Problem
Your task is to copy every record exactly.

Records for the exercise
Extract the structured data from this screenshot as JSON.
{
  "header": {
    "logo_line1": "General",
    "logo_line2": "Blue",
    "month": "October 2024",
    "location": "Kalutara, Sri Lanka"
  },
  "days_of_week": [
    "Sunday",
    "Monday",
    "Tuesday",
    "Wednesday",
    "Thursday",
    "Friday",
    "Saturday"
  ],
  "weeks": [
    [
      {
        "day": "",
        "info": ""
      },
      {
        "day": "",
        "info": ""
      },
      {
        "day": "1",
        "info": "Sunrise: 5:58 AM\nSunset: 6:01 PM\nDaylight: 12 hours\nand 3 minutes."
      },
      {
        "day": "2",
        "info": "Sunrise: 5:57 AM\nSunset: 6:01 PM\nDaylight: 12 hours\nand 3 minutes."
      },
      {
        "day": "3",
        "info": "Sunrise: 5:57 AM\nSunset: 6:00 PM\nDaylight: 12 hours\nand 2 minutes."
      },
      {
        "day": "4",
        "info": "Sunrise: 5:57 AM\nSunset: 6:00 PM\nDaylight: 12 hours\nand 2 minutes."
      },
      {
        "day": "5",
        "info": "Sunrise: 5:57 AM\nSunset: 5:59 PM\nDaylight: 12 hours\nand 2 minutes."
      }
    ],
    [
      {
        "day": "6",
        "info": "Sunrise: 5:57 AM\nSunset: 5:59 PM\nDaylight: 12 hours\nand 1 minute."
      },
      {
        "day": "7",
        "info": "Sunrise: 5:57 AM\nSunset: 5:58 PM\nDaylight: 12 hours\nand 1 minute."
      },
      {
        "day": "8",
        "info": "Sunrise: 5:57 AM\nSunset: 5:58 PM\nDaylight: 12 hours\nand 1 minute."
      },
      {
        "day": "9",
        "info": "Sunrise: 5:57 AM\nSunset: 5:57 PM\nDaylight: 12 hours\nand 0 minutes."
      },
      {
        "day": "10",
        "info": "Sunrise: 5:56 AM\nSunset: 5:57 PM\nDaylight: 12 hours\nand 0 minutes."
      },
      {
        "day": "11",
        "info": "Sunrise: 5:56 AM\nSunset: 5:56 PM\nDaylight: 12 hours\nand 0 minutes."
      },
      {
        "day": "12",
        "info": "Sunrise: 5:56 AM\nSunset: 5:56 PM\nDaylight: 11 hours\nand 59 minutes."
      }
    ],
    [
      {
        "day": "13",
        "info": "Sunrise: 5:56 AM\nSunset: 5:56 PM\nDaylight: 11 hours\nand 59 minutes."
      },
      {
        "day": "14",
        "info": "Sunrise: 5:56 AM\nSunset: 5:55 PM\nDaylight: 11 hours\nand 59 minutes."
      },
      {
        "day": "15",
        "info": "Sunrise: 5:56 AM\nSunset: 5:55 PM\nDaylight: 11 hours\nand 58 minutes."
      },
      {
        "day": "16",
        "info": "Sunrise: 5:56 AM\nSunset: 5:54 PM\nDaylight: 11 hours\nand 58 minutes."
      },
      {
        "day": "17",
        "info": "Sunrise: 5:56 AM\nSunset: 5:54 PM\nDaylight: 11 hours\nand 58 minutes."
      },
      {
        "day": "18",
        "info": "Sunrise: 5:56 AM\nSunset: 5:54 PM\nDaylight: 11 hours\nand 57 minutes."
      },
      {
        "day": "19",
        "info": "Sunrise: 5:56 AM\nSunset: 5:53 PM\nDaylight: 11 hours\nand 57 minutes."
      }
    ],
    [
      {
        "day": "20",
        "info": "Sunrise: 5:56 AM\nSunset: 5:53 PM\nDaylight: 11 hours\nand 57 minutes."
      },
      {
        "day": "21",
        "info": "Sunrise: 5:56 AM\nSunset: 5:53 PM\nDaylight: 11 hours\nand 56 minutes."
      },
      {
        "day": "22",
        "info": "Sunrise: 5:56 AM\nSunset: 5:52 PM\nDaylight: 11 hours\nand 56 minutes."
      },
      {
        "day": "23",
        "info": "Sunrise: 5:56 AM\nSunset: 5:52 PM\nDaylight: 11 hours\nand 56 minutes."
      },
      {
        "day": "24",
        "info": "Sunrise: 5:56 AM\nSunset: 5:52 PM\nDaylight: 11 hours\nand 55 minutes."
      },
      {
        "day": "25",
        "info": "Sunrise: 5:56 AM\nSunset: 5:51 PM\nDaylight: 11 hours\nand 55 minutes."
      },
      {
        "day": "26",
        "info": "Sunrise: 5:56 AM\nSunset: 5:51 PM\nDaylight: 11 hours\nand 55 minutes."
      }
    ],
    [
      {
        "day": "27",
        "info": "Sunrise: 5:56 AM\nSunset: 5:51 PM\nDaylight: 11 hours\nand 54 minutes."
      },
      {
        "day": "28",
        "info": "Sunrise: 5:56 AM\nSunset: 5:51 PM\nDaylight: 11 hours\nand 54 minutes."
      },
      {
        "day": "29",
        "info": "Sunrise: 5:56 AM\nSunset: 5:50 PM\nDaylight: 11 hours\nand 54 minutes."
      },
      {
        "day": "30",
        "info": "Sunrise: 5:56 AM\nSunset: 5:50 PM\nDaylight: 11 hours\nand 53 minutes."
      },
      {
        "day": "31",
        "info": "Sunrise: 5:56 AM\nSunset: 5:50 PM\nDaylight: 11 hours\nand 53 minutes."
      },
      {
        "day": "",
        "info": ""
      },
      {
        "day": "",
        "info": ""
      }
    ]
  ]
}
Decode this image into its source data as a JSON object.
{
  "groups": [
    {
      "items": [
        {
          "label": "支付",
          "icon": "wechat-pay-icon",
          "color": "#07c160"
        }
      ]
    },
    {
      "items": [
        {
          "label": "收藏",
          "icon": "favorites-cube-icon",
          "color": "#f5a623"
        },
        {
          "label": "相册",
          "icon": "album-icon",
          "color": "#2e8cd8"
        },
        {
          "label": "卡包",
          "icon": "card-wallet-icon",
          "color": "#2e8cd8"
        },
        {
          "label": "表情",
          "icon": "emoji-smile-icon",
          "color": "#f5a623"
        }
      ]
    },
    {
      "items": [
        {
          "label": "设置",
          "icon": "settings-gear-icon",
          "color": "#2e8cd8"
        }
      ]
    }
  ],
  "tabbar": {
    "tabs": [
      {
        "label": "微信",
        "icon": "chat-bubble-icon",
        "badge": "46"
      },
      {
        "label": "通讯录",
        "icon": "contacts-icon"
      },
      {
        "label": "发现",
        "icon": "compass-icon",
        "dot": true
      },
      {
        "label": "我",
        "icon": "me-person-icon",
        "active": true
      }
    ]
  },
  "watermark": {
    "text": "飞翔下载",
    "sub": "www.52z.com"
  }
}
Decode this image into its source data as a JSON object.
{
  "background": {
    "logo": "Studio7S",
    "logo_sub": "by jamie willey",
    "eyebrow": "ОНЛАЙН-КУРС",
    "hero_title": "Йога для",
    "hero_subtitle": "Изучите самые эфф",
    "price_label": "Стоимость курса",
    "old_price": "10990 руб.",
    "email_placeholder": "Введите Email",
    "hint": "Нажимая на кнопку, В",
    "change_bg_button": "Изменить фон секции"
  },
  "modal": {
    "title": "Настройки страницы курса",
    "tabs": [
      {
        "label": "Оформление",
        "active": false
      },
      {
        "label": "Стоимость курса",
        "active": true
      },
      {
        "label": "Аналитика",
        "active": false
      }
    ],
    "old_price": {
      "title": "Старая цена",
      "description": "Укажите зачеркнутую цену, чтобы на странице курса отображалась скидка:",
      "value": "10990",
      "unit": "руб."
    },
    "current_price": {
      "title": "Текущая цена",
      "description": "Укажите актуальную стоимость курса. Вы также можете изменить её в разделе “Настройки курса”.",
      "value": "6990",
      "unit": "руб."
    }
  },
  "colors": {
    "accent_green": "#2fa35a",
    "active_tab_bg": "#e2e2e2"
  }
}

Result
Extract the structured data from this screenshot as JSON.
{
  "header": {
    "logo_line1": "General",
    "logo_line2": "Blue",
    "month": "October 2024",
    "location": "Kalutara, Sri Lanka"
  },
  "days_of_week": [
    "Sunday",
    "Monday",
    "Tuesday",
    "Wednesday",
    "Thursday",
    "Friday",
    "Saturday"
  ],
  "weeks": [
    [
      {
        "day": "",
        "info": ""
      },
      {
        "day": "",
        "info": ""
      },
      {
        "day": "1",
        "info": "Sunrise: 5:58 AM\nSunset: 6:01 PM\nDaylight: 12 hours\nand 3 minutes."
      },
      {
        "day": "2",
        "info": "Sunrise: 5:57 AM\nSunset: 6:01 PM\nDaylight: 12 hours\nand 3 minutes."
      },
      {
        "day": "3",
        "info": "Sunrise: 5:57 AM\nSunset: 6:00 PM\nDaylight: 12 hours\nand 2 minutes."
      },
      {
        "day": "4",
        "info": "Sunrise: 5:57 AM\nSunset: 6:00 PM\nDaylight: 12 hours\nand 2 minutes."
      },
      {
        "day": "5",
        "info": "Sunrise: 5:57 AM\nSunset: 5:59 PM\nDaylight: 12 hours\nand 2 minutes."
      }
    ],
    [
      {
        "day": "6",
        "info": "Sunrise: 5:57 AM\nSunset: 5:59 PM\nDaylight: 12 hours\nand 1 minute."
      },
      {
        "day": "7",
        "info": "Sunrise: 5:57 AM\nSunset: 5:58 PM\nDaylight: 12 hours\nand 1 minute."
      },
      {
        "day": "8",
        "info": "Sunrise: 5:57 AM\nSunset: 5:58 PM\nDaylight: 12 hours\nand 1 minute."
      },
      {
        "day": "9",
        "info": "Sunrise: 5:57 AM\nSunset: 5:57 PM\nDaylight: 12 hours\nand 0 minutes."
      },
      {
        "day": "10",
        "info": "Sunrise: 5:56 AM\nSunset: 5:57 PM\nDaylight: 12 hours\nand 0 minutes."
      },
      {
        "day": "11",
        "info": "Sunrise: 5:56 AM\nSunset: 5:56 PM\nDaylight: 12 hours\nand 0 minutes."
      },
      {
        "day": "12",
        "info": "Sunrise: 5:56 AM\nSunset: 5:56 PM\nDaylight: 11 hours\nand 59 minutes."
      }
    ],
    [
      {
        "day": "13",
        "info": "Sunrise: 5:56 AM\nSunset: 5:56 PM\nDaylight: 11 hours\nand 59 minutes."
      },
      {
        "day": "14",
        "info": "Sunrise: 5:56 AM\nSunset: 5:55 PM\nDaylight: 11 hours\nand 59 minutes."
      },
      {
        "day": "15",
        "info": "Sunrise: 5:56 AM\nSunset: 5:55 PM\nDaylight: 11 hours\nand 58 minutes."
      },
      {
        "day": "16",
        "info": "Sunrise: 5:56 AM\nSunset: 5:54 PM\nDaylight: 11 hours\nand 58 minutes."
      },
      {
        "day": "17",
        "info": "Sunrise: 5:56 AM\nSunset: 5:54 PM\nDaylight: 11 hours\nand 58 minutes."
      },
      {
        "day": "18",
        "info": "Sunrise: 5:56 AM\nSunset: 5:54 PM\nDaylight: 11 hours\nand 57 minutes."
      },
      {
        "day": "19",
        "info": "Sunrise: 5:56 AM\nSunset: 5:53 PM\nDaylight: 11 hours\nand 57 minutes."
      }
    ],
    [
      {
        "day": "20",
        "info": "Sunrise: 5:56 AM\nSunset: 5:53 PM\nDaylight: 11 hours\nand 57 minutes."
      },
      {
        "day": "21",
        "info": "Sunrise: 5:56 AM\nSunset: 5:53 PM\nDaylight: 11 hours\nand 56 minutes."
      },
      {
        "day": "22",
        "info": "Sunrise: 5:56 AM\nSunset: 5:52 PM\nDaylight: 11 hours\nand 56 minutes."
      },
      {
        "day": "23",
        "info": "Sunrise: 5:56 AM\nSunset: 5:52 PM\nDaylight: 11 hours\nand 56 minutes."
      },
      {
        "day": "24",
        "info": "Sunrise: 5:56 AM\nSunset: 5:52 PM\nDaylight: 11 hours\nand 55 minutes."
      },
      {
        "day": "25",
        "info": "Sunrise: 5:56 AM\nSunset: 5:51 PM\nDaylight: 11 hours\nand 55 minutes."
      },
      {
        "day": "26",
        "info": "Sunrise: 5:56 AM\nSunset: 5:51 PM\nDaylight: 11 hours\nand 55 minutes."
      }
    ],
    [
      {
        "day": "27",
        "info": "Sunrise: 5:56 AM\nSunset: 5:51 PM\nDaylight: 11 hours\nand 54 minutes."
      },
      {
        "day": "28",
        "info": "Sunrise: 5:56 AM\nSunset: 5:51 PM\nDaylight: 11 hours\nand 54 minutes."
      },
      {
        "day": "29",
        "info": "Sunrise: 5:56 AM\nSunset: 5:50 PM\nDaylight: 11 hours\nand 54 minutes."
      },
      {
        "day": "30",
        "info": "Sunrise: 5:56 AM\nSunset: 5:50 PM\nDaylight: 11 hours\nand 53 minutes."
      },
      {
        "day": "31",
        "info": "Sunrise: 5:56 AM\nSunset: 5:50 PM\nDaylight: 11 hours\nand 53 minutes."
      },
      {
        "day": "",
        "info": ""
      },
      {
        "day": "",
        "info": ""
      }
    ]
  ]
}
Decode this image into its source data as a JSON object.
{
  "groups": [
    {
      "items": [
        {
          "label": "支付",
          "icon": "wechat-pay-icon",
          "color": "#07c160"
        }
      ]
    },
    {
      "items": [
        {
          "label": "收藏",
          "icon": "favorites-cube-icon",
          "color": "#f5a623"
        },
        {
          "label": "相册",
          "icon": "album-icon",
          "color": "#2e8cd8"
        },
        {
          "label": "卡包",
          "icon": "card-wallet-icon",
          "color": "#2e8cd8"
        },
        {
          "label": "表情",
          "icon": "emoji-smile-icon",
          "color": "#f5a623"
        }
      ]
    },
    {
      "items": [
        {
          "label": "设置",
          "icon": "settings-gear-icon",
          "color": "#2e8cd8"
        }
      ]
    }
  ],
  "tabbar": {
    "tabs": [
      {
        "label": "微信",
        "icon": "chat-bubble-icon",
        "badge": "46"
      },
      {
        "label": "通讯录",
        "icon": "contacts-icon"
      },
      {
        "label": "发现",
        "icon": "compass-icon",
        "dot": true
      },
      {
        "label": "我",
        "icon": "me-person-icon",
        "active": true
      }
    ]
  },
  "watermark": {
    "text": "飞翔下载",
    "sub": "www.52z.com"
  }
}
Decode this image into its source data as a JSON object.
{
  "background": {
    "logo": "Studio7S",
    "logo_sub": "by jamie willey",
    "eyebrow": "ОНЛАЙН-КУРС",
    "hero_title": "Йога для",
    "hero_subtitle": "Изучите самые эфф",
    "price_label": "Стоимость курса",
    "old_price": "10990 руб.",
    "email_placeholder": "Введите Email",
    "hint": "Нажимая на кнопку, В",
    "change_bg_button": "Изменить фон секции"
  },
  "modal": {
    "title": "Настройки страницы курса",
    "tabs": [
      {
        "label": "Оформление",
        "active": false
      },
      {
        "label": "Стоимость курса",
        "active": true
      },
      {
        "label": "Аналитика",
        "active": false
      }
    ],
    "old_price": {
      "title": "Старая цена",
      "description": "Укажите зачеркнутую цену, чтобы на странице курса отображалась скидка:",
      "value": "10990",
      "unit": "руб."
    },
    "current_price": {
      "title": "Текущая цена",
      "description": "Укажите актуальную стоимость курса. Вы также можете изменить её в разделе “Настройки курса”.",
      "value": "6990",
      "unit": "руб."
    }
  },
  "colors": {
    "accent_green": "#2fa35a",
    "active_tab_bg": "#e2e2e2"
  }
}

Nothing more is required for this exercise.